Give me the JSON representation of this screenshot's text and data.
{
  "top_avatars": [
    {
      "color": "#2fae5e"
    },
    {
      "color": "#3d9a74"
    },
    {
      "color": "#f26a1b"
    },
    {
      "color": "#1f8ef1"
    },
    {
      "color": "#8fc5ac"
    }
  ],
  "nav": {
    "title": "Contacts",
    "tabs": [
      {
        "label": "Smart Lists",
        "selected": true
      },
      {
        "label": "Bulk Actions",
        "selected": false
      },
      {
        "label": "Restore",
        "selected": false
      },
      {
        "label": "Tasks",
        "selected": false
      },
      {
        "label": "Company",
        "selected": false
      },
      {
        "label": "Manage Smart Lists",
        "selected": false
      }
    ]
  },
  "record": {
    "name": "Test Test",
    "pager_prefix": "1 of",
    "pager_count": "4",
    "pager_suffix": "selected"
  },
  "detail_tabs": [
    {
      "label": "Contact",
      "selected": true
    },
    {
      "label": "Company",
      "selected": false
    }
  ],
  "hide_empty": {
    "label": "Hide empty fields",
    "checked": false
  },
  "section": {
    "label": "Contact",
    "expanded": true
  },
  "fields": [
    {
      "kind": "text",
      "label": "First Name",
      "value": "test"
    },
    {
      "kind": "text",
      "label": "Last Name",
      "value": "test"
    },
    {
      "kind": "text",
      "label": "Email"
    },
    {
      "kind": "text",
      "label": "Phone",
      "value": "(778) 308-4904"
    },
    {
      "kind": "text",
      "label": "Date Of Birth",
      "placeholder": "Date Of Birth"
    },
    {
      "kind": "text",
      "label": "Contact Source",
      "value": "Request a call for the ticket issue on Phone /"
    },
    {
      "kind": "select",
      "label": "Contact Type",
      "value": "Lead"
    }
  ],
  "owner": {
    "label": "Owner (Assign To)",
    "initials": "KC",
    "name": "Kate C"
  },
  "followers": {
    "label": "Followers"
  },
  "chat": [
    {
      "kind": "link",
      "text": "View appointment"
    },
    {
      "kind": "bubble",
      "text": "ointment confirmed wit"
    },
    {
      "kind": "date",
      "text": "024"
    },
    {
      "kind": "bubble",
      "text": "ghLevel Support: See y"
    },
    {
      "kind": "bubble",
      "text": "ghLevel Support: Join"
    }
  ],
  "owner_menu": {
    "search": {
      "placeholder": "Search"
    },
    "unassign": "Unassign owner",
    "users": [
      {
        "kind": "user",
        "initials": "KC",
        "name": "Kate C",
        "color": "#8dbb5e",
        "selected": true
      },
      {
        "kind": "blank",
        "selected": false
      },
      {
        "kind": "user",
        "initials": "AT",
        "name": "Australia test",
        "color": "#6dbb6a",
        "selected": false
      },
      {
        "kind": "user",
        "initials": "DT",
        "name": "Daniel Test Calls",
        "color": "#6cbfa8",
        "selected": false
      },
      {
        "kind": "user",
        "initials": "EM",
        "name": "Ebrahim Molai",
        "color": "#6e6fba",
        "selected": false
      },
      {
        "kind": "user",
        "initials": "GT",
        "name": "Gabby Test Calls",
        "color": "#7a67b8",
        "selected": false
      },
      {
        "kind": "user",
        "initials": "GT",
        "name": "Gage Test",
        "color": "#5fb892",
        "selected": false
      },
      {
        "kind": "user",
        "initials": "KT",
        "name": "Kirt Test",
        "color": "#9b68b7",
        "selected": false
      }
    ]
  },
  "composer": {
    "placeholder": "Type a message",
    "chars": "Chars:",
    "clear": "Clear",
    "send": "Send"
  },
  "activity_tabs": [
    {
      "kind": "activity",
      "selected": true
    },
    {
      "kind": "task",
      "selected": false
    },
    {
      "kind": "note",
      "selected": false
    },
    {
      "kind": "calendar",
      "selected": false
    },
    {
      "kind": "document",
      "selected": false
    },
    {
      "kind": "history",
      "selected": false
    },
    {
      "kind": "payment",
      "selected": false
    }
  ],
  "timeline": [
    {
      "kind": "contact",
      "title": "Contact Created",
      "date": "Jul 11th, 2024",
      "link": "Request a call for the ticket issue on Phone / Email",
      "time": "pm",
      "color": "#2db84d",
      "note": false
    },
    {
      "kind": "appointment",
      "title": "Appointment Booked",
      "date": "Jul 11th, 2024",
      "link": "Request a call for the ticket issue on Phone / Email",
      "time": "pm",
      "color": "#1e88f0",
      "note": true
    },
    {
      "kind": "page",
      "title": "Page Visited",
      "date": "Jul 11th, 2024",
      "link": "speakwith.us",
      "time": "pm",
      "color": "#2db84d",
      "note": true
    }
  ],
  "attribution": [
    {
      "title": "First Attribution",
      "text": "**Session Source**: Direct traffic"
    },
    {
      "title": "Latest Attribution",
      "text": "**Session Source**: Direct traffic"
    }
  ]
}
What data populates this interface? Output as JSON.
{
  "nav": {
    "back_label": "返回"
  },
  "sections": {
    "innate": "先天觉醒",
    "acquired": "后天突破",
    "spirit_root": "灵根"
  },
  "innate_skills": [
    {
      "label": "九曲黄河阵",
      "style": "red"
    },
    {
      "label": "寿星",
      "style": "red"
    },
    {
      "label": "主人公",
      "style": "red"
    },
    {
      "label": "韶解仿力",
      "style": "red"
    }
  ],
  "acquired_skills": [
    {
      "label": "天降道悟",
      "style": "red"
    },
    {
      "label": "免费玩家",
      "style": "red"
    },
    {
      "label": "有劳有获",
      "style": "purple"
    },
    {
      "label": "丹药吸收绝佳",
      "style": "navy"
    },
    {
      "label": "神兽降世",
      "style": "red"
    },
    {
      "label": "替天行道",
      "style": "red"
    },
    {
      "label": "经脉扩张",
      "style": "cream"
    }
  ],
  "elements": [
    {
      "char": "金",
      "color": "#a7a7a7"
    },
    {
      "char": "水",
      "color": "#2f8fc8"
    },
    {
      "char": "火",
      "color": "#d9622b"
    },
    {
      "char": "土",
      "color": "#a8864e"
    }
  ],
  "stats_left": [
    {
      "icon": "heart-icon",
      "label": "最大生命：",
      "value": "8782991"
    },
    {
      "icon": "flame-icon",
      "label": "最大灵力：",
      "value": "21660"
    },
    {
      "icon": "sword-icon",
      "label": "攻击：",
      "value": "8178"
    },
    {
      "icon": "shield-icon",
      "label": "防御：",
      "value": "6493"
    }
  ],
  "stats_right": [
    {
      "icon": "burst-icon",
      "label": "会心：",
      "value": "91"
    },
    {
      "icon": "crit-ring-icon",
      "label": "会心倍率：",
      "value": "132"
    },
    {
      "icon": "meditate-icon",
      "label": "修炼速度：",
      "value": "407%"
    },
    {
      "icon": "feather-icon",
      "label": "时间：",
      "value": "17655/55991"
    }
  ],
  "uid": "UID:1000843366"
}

● ● ●

__EXERCISE__:
Write down all the entries again without a single difference.

__TASK RESULT__:
Give me the JSON representation of this screenshot's text and data.
{
  "top_avatars": [
    {
      "color": "#2fae5e"
    },
    {
      "color": "#3d9a74"
    },
    {
      "color": "#f26a1b"
    },
    {
      "color": "#1f8ef1"
    },
    {
      "color": "#8fc5ac"
    }
  ],
  "nav": {
    "title": "Contacts",
    "tabs": [
      {
        "label": "Smart Lists",
        "selected": true
      },
      {
        "label": "Bulk Actions",
        "selected": false
      },
      {
        "label": "Restore",
        "selected": false
      },
      {
        "label": "Tasks",
        "selected": false
      },
      {
        "label": "Company",
        "selected": false
      },
      {
        "label": "Manage Smart Lists",
        "selected": false
      }
    ]
  },
  "record": {
    "name": "Test Test",
    "pager_prefix": "1 of",
    "pager_count": "4",
    "pager_suffix": "selected"
  },
  "detail_tabs": [
    {
      "label": "Contact",
      "selected": true
    },
    {
      "label": "Company",
      "selected": false
    }
  ],
  "hide_empty": {
    "label": "Hide empty fields",
    "checked": false
  },
  "section": {
    "label": "Contact",
    "expanded": true
  },
  "fields": [
    {
      "kind": "text",
      "label": "First Name",
      "value": "test"
    },
    {
      "kind": "text",
      "label": "Last Name",
      "value": "test"
    },
    {
      "kind": "text",
      "label": "Email"
    },
    {
      "kind": "text",
      "label": "Phone",
      "value": "(778) 308-4904"
    },
    {
      "kind": "text",
      "label": "Date Of Birth",
      "placeholder": "Date Of Birth"
    },
    {
      "kind": "text",
      "label": "Contact Source",
      "value": "Request a call for the ticket issue on Phone /"
    },
    {
      "kind": "select",
      "label": "Contact Type",
      "value": "Lead"
    }
  ],
  "owner": {
    "label": "Owner (Assign To)",
    "initials": "KC",
    "name": "Kate C"
  },
  "followers": {
    "label": "Followers"
  },
  "chat": [
    {
      "kind": "link",
      "text": "View appointment"
    },
    {
      "kind": "bubble",
      "text": "ointment confirmed wit"
    },
    {
      "kind": "date",
      "text": "024"
    },
    {
      "kind": "bubble",
      "text": "ghLevel Support: See y"
    },
    {
      "kind": "bubble",
      "text": "ghLevel Support: Join"
    }
  ],
  "owner_menu": {
    "search": {
      "placeholder": "Search"
    },
    "unassign": "Unassign owner",
    "users": [
      {
        "kind": "user",
        "initials": "KC",
        "name": "Kate C",
        "color": "#8dbb5e",
        "selected": true
      },
      {
        "kind": "blank",
        "selected": false
      },
      {
        "kind": "user",
        "initials": "AT",
        "name": "Australia test",
        "color": "#6dbb6a",
        "selected": false
      },
      {
        "kind": "user",
        "initials": "DT",
        "name": "Daniel Test Calls",
        "color": "#6cbfa8",
        "selected": false
      },
      {
        "kind": "user",
        "initials": "EM",
        "name": "Ebrahim Molai",
        "color": "#6e6fba",
        "selected": false
      },
      {
        "kind": "user",
        "initials": "GT",
        "name": "Gabby Test Calls",
        "color": "#7a67b8",
        "selected": false
      },
      {
        "kind": "user",
        "initials": "GT",
        "name": "Gage Test",
        "color": "#5fb892",
        "selected": false
      },
      {
        "kind": "user",
        "initials": "KT",
        "name": "Kirt Test",
        "color": "#9b68b7",
        "selected": false
      }
    ]
  },
  "composer": {
    "placeholder": "Type a message",
    "chars": "Chars:",
    "clear": "Clear",
    "send": "Send"
  },
  "activity_tabs": [
    {
      "kind": "activity",
      "selected": true
    },
    {
      "kind": "task",
      "selected": false
    },
    {
      "kind": "note",
      "selected": false
    },
    {
      "kind": "calendar",
      "selected": false
    },
    {
      "kind": "document",
      "selected": false
    },
    {
      "kind": "history",
      "selected": false
    },
    {
      "kind": "payment",
      "selected": false
    }
  ],
  "timeline": [
    {
      "kind": "contact",
      "title": "Contact Created",
      "date": "Jul 11th, 2024",
      "link": "Request a call for the ticket issue on Phone / Email",
      "time": "pm",
      "color": "#2db84d",
      "note": false
    },
    {
      "kind": "appointment",
      "title": "Appointment Booked",
      "date": "Jul 11th, 2024",
      "link": "Request a call for the ticket issue on Phone / Email",
      "time": "pm",
      "color": "#1e88f0",
      "note": true
    },
    {
      "kind": "page",
      "title": "Page Visited",
      "date": "Jul 11th, 2024",
      "link": "speakwith.us",
      "time": "pm",
      "color": "#2db84d",
      "note": true
    }
  ],
  "attribution": [
    {
      "title": "First Attribution",
      "text": "**Session Source**: Direct traffic"
    },
    {
      "title": "Latest Attribution",
      "text": "**Session Source**: Direct traffic"
    }
  ]
}
What data populates this interface? Output as JSON.
{
  "nav": {
    "back_label": "返回"
  },
  "sections": {
    "innate": "先天觉醒",
    "acquired": "后天突破",
    "spirit_root": "灵根"
  },
  "innate_skills": [
    {
      "label": "九曲黄河阵",
      "style": "red"
    },
    {
      "label": "寿星",
      "style": "red"
    },
    {
      "label": "主人公",
      "style": "red"
    },
    {
      "label": "韶解仿力",
      "style": "red"
    }
  ],
  "acquired_skills": [
    {
      "label": "天降道悟",
      "style": "red"
    },
    {
      "label": "免费玩家",
      "style": "red"
    },
    {
      "label": "有劳有获",
      "style": "purple"
    },
    {
      "label": "丹药吸收绝佳",
      "style": "navy"
    },
    {
      "label": "神兽降世",
      "style": "red"
    },
    {
      "label": "替天行道",
      "style": "red"
    },
    {
      "label": "经脉扩张",
      "style": "cream"
    }
  ],
  "elements": [
    {
      "char": "金",
      "color": "#a7a7a7"
    },
    {
      "char": "水",
      "color": "#2f8fc8"
    },
    {
      "char": "火",
      "color": "#d9622b"
    },
    {
      "char": "土",
      "color": "#a8864e"
    }
  ],
  "stats_left": [
    {
      "icon": "heart-icon",
      "label": "最大生命：",
      "value": "8782991"
    },
    {
      "icon": "flame-icon",
      "label": "最大灵力：",
      "value": "21660"
    },
    {
      "icon": "sword-icon",
      "label": "攻击：",
      "value": "8178"
    },
    {
      "icon": "shield-icon",
      "label": "防御：",
      "value": "6493"
    }
  ],
  "stats_right": [
    {
      "icon": "burst-icon",
      "label": "会心：",
      "value": "91"
    },
    {
      "icon": "crit-ring-icon",
      "label": "会心倍率：",
      "value": "132"
    },
    {
      "icon": "meditate-icon",
      "label": "修炼速度：",
      "value": "407%"
    },
    {
      "icon": "feather-icon",
      "label": "时间：",
      "value": "17655/55991"
    }
  ],
  "uid": "UID:1000843366"
}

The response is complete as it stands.